> Written exercise: Select all lines with the string "name" in them, and copy those lines.

* * * *

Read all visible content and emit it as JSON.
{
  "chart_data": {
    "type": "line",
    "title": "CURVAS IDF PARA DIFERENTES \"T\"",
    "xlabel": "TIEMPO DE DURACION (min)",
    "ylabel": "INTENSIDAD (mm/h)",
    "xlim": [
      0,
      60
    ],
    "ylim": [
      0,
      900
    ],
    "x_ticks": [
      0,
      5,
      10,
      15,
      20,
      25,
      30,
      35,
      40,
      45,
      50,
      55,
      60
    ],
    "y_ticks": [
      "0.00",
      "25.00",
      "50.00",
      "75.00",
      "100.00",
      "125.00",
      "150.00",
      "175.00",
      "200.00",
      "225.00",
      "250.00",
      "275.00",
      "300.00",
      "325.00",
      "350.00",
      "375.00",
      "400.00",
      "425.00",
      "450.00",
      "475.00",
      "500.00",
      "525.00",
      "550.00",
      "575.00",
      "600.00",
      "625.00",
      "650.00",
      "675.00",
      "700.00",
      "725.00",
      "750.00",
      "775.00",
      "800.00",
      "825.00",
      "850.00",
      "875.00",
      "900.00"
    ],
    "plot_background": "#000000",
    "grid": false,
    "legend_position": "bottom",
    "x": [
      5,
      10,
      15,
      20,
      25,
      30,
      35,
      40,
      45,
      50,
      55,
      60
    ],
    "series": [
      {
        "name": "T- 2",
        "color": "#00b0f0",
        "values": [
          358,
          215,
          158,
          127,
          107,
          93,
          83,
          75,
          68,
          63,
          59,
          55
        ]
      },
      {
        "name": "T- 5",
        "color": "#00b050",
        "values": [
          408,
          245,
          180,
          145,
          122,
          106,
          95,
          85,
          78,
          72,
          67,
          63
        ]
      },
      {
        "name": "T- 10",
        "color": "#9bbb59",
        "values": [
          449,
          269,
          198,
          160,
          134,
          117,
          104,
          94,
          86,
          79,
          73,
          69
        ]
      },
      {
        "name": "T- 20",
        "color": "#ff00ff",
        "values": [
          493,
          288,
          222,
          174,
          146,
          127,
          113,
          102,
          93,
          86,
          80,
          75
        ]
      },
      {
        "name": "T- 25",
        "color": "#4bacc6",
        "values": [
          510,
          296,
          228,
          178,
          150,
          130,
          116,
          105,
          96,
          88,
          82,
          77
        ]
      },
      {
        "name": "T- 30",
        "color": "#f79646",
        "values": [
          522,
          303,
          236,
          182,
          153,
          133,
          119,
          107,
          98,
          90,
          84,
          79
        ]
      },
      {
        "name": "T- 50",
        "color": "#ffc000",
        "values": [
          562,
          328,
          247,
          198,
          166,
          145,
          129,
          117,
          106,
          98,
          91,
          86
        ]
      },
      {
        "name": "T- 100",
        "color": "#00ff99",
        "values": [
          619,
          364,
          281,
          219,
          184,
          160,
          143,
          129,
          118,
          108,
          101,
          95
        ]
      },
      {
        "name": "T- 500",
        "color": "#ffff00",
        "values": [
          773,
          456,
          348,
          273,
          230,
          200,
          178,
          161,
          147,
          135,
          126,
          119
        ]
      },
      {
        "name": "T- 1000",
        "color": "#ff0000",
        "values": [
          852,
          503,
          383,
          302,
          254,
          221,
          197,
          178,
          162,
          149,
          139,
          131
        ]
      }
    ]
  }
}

* * * *

> Answer to the problem:
        "name": "T- 2",
        "name": "T- 5",
        "name": "T- 10",
        "name": "T- 20",
        "name": "T- 25",
        "name": "T- 30",
        "name": "T- 50",
        "name": "T- 100",
        "name": "T- 500",
        "name": "T- 1000",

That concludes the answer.